Dataset records
++++++++++++++++++++
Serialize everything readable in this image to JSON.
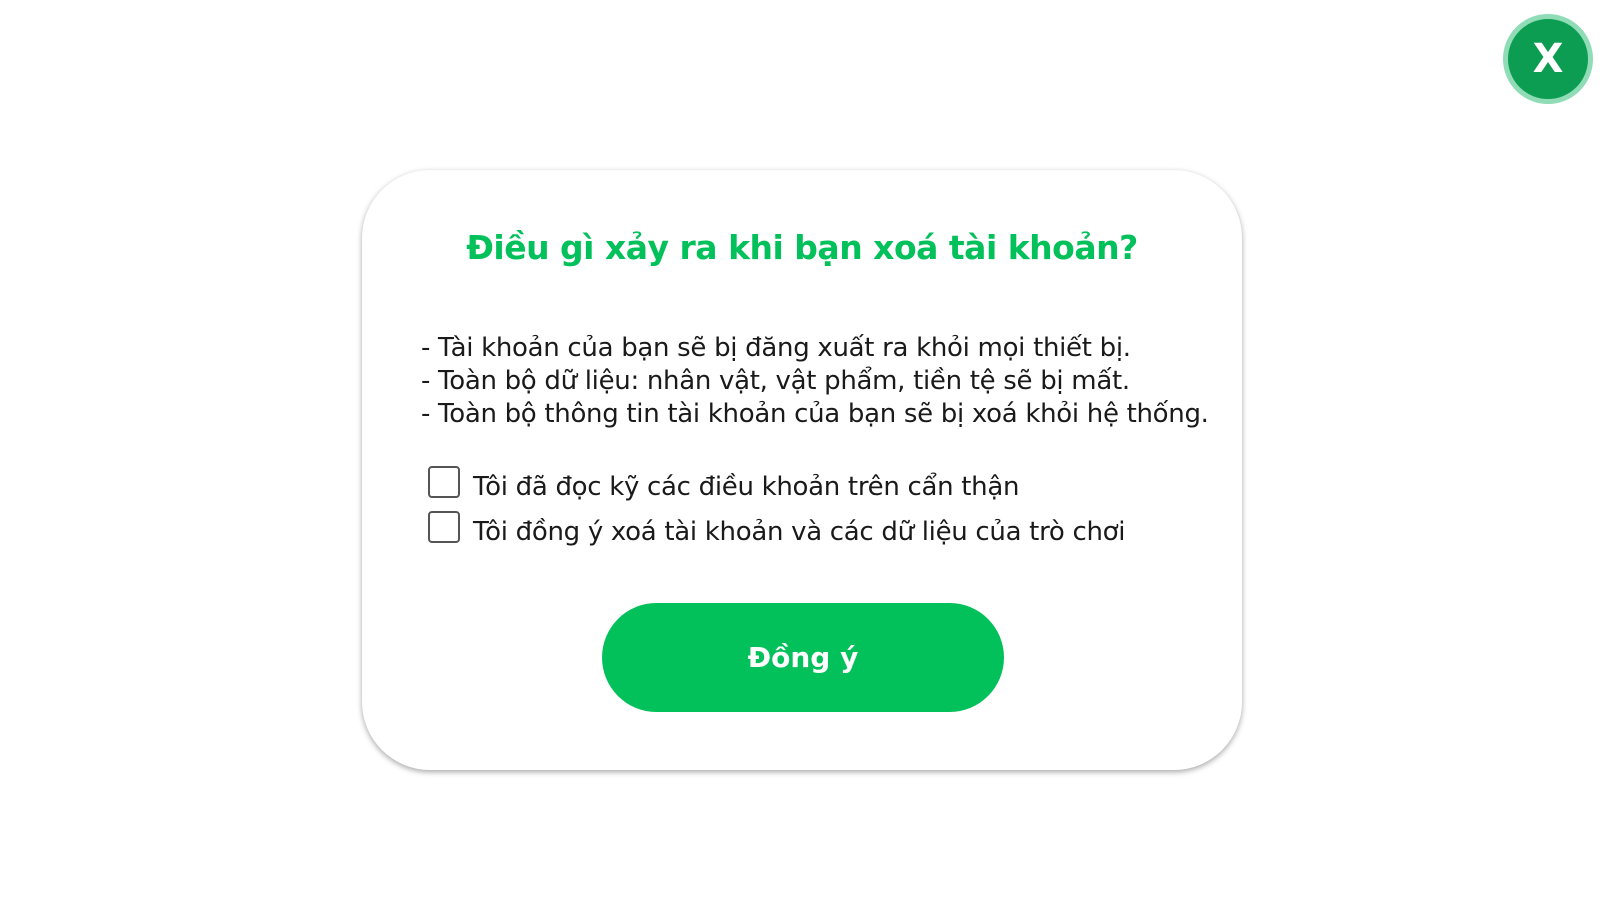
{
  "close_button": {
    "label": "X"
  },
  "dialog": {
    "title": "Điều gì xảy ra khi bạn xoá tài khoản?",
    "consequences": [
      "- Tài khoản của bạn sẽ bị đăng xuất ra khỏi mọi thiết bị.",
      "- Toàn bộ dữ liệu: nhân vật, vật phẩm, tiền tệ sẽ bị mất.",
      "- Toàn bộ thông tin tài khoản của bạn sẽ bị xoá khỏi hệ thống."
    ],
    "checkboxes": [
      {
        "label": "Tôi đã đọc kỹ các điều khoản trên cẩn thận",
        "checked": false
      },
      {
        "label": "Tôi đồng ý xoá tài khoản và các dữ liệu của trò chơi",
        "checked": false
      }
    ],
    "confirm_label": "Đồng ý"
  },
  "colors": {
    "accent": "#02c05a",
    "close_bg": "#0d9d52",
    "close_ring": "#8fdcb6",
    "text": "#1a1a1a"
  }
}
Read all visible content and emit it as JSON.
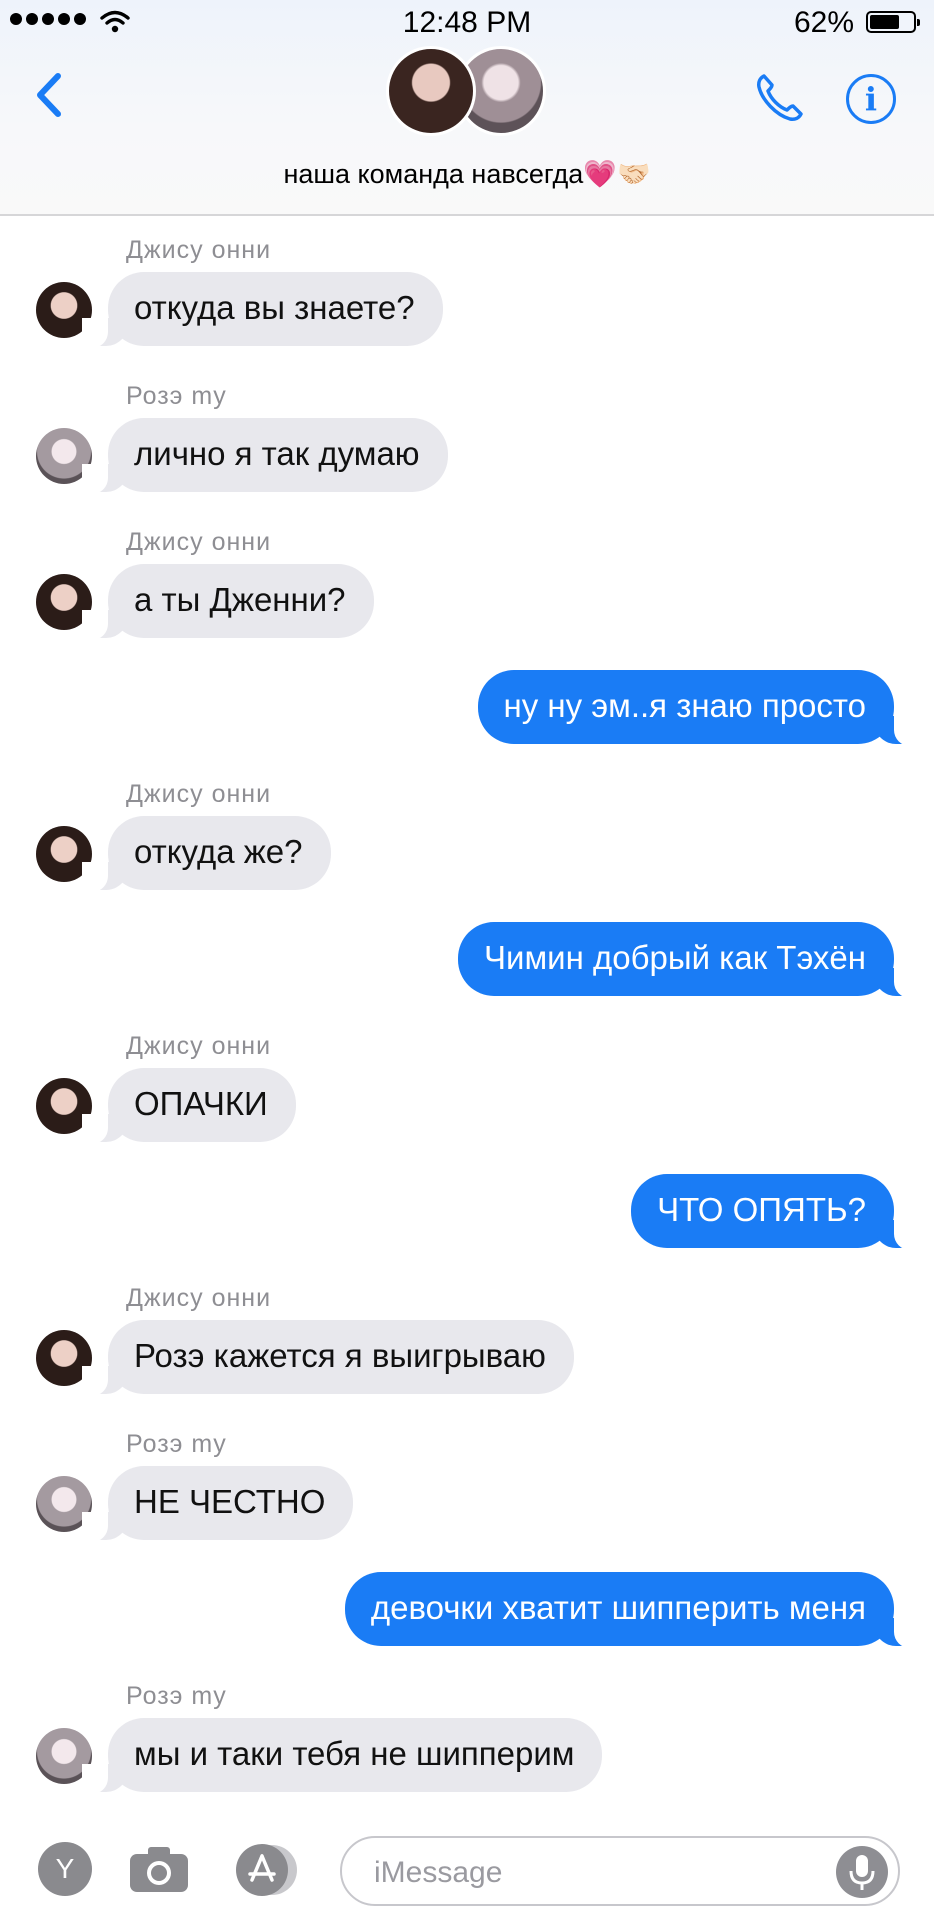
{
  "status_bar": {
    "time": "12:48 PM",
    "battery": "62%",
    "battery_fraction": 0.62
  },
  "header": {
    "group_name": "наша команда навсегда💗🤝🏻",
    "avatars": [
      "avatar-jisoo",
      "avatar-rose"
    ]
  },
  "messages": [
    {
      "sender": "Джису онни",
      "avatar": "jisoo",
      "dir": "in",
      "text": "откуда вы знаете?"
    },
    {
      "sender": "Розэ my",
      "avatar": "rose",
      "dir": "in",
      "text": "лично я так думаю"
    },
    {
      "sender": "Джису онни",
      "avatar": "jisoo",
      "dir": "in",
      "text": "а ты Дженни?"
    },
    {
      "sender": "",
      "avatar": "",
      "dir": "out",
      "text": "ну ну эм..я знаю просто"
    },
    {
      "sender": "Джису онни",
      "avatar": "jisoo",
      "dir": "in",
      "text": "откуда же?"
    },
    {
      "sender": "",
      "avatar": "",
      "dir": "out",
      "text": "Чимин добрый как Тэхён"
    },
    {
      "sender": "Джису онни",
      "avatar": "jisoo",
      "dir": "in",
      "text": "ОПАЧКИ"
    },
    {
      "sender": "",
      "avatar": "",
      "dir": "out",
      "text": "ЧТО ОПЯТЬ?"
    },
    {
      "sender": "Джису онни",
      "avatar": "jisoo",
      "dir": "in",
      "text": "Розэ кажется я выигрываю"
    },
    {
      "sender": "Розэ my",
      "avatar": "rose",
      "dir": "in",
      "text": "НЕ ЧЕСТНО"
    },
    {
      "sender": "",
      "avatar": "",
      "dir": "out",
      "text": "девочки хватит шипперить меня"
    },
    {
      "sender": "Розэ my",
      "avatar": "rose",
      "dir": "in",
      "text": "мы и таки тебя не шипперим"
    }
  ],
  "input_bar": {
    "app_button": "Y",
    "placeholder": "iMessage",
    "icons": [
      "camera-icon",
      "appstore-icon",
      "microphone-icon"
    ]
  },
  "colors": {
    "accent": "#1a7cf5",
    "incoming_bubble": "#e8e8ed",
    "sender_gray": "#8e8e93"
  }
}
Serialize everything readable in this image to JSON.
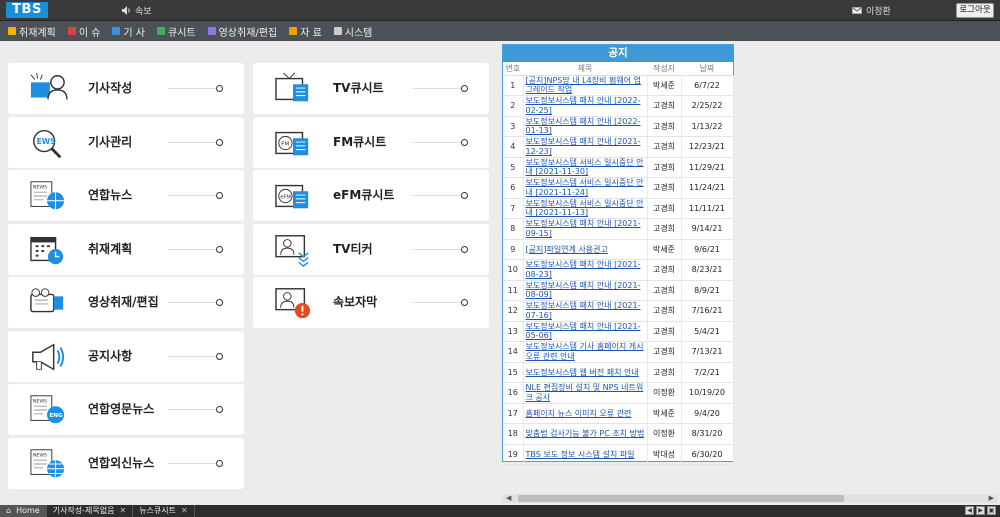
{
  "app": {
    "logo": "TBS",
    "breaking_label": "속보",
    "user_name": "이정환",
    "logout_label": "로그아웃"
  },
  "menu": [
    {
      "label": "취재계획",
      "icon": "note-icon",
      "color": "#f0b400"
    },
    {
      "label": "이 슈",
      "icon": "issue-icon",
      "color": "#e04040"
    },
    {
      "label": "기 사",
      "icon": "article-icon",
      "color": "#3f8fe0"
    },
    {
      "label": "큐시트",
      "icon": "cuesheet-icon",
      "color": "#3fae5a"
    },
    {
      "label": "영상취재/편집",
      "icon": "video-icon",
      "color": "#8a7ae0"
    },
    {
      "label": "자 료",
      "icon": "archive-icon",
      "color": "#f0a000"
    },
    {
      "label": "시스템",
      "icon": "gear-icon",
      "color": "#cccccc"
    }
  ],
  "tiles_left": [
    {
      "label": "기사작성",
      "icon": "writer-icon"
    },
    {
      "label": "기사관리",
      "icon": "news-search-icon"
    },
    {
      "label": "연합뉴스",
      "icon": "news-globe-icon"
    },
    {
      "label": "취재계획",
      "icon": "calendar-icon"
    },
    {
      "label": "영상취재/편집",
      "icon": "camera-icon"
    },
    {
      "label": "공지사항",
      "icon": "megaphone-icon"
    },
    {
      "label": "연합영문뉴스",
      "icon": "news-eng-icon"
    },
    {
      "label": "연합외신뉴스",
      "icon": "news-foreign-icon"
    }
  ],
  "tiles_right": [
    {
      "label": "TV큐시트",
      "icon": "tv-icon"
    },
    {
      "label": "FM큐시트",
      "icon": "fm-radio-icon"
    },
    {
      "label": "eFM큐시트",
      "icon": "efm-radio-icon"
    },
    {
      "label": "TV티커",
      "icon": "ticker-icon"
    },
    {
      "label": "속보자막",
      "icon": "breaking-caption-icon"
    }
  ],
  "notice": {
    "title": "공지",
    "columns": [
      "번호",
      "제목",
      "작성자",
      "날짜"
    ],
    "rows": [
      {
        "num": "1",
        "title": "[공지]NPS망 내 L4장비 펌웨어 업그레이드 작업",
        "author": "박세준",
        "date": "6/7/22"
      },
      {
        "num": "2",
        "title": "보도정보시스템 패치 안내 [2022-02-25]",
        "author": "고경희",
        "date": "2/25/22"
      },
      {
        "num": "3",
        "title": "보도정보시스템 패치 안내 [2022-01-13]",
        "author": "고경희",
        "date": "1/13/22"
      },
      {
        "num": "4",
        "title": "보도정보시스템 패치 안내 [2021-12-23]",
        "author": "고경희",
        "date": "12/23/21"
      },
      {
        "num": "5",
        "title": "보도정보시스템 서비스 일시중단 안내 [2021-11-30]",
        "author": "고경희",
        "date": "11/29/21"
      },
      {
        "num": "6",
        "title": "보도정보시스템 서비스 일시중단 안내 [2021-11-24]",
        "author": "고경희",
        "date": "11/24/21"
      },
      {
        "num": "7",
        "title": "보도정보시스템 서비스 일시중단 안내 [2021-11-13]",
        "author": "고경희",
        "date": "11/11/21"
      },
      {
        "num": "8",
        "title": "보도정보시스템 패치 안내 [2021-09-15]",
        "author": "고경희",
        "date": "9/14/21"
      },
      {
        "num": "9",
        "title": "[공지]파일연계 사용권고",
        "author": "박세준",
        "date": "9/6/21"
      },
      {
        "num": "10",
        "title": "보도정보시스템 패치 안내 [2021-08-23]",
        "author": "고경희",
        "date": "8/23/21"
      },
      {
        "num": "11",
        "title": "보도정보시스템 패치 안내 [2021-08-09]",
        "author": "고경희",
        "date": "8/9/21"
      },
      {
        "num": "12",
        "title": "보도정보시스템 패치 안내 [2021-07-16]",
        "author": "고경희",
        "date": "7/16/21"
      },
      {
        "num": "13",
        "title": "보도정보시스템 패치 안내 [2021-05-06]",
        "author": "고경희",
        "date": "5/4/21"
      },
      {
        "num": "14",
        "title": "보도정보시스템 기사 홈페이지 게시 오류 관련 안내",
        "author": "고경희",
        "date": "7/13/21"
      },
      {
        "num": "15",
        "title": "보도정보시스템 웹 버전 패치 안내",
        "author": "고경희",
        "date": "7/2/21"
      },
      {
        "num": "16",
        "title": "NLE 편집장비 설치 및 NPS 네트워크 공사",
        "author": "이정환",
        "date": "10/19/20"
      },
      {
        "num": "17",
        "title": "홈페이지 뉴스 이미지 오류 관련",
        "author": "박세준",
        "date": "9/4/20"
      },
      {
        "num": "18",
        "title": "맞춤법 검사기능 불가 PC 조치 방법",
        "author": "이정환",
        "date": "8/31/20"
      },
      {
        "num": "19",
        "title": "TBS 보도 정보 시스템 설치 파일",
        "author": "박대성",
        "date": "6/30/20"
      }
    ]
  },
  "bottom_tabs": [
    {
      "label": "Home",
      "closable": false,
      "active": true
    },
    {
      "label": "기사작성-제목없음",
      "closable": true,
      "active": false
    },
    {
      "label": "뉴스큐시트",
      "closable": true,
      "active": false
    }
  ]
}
++++++++++++++++++++
Provide solely the number of lines in the data that include the word "khoản".

5